### Rows from a figure dataset
· · · ·
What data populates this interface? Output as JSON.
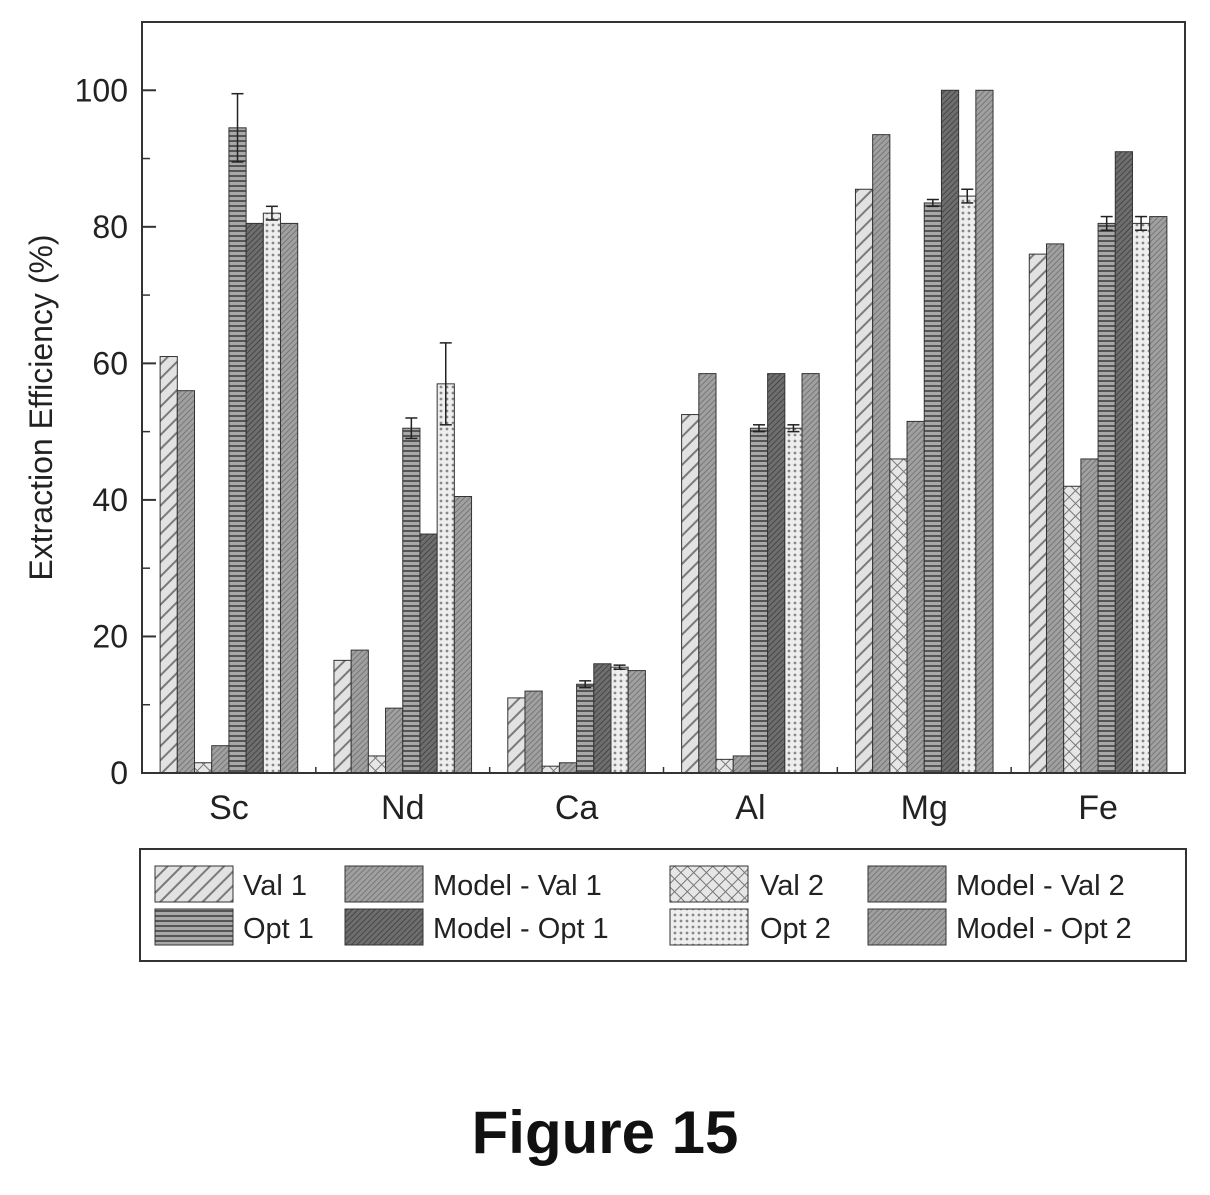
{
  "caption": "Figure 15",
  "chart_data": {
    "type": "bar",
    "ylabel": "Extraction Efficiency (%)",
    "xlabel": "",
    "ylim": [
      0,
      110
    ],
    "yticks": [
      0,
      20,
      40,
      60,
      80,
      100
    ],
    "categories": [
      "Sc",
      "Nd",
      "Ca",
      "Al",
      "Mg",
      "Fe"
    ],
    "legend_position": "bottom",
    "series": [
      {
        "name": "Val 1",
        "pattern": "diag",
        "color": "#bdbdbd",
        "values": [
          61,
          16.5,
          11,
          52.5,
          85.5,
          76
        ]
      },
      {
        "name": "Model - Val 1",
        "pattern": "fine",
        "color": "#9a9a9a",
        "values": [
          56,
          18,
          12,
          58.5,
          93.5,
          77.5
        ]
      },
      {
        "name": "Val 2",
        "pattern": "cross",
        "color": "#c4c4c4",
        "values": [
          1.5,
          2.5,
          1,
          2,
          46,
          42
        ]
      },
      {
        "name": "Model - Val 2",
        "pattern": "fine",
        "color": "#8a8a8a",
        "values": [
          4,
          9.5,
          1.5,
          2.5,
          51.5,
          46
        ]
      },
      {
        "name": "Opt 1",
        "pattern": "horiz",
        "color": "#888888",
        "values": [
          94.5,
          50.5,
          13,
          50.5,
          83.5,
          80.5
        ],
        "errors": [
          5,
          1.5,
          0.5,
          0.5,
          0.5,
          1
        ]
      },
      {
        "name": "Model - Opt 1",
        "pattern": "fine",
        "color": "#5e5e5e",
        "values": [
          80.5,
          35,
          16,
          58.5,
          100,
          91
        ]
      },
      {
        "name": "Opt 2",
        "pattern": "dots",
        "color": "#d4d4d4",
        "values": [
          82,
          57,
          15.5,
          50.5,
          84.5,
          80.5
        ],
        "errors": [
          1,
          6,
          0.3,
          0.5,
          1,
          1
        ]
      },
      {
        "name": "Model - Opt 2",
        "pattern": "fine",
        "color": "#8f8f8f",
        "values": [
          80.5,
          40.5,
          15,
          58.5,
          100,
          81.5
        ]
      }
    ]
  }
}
· · · ·
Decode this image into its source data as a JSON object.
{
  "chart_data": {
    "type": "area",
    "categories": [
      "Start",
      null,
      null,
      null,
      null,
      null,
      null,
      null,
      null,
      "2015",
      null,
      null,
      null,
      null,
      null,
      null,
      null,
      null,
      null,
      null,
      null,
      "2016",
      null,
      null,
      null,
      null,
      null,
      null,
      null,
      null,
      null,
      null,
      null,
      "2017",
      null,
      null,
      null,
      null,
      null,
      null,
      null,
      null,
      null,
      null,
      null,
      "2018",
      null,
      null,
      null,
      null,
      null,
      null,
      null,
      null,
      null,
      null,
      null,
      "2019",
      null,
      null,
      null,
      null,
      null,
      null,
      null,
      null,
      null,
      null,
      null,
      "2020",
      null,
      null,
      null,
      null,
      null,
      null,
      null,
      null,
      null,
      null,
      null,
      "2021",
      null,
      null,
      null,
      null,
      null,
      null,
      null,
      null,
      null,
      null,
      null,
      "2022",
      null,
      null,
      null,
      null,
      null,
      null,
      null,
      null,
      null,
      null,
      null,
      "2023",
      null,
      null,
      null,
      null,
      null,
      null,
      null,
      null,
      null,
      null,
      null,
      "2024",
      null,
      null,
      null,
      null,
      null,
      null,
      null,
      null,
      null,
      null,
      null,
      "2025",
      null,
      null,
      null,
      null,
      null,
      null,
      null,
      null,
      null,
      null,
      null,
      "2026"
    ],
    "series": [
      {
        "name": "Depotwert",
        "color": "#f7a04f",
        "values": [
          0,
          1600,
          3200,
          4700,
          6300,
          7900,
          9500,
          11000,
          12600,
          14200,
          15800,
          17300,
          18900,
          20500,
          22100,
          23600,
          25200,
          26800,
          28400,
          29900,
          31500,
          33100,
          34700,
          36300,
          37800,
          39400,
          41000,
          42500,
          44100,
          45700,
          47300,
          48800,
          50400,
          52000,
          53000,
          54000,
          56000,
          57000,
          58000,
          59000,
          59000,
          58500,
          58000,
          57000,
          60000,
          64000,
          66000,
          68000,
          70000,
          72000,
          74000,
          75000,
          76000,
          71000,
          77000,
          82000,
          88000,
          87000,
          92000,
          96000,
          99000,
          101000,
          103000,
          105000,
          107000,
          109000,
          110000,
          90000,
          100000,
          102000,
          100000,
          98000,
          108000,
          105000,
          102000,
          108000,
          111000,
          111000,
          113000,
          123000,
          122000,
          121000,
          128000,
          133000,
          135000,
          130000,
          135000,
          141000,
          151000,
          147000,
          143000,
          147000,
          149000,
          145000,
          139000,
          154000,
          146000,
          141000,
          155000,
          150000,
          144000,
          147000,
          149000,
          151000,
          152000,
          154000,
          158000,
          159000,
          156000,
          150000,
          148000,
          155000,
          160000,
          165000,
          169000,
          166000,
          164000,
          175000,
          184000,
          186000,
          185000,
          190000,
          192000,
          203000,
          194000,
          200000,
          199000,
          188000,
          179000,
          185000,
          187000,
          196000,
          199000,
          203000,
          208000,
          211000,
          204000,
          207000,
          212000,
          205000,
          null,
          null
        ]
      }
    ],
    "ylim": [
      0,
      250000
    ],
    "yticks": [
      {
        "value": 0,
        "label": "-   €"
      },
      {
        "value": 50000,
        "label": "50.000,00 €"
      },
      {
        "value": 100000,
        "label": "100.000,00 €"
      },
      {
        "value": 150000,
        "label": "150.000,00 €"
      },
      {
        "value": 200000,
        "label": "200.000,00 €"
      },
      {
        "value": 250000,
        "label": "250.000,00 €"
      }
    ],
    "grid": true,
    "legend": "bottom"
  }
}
· · · ·
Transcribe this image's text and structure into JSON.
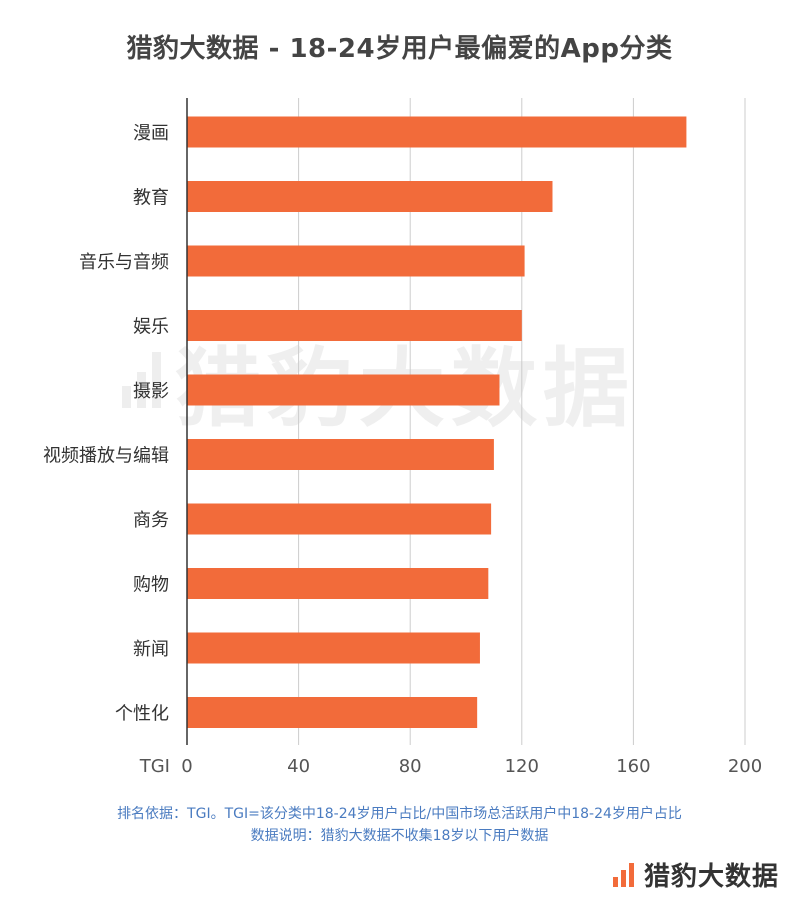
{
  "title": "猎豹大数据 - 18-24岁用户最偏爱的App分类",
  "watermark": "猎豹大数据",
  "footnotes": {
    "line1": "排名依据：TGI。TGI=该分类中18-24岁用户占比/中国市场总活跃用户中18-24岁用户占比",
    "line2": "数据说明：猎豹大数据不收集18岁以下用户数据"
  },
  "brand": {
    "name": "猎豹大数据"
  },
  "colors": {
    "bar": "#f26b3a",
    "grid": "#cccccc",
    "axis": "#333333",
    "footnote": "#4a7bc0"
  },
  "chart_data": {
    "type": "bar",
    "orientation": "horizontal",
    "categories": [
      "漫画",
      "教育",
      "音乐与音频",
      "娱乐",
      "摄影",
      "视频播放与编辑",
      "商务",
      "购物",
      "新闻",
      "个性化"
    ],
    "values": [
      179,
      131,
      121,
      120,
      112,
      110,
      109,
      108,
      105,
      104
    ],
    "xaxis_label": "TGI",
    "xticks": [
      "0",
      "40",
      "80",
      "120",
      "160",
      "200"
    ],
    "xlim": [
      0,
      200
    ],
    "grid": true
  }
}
· · · ·
In the entries above, find every line holding the word "image" and copy it out.

Decode this image into its source data as a JSON object.
Transcribe this image's text and structure into JSON.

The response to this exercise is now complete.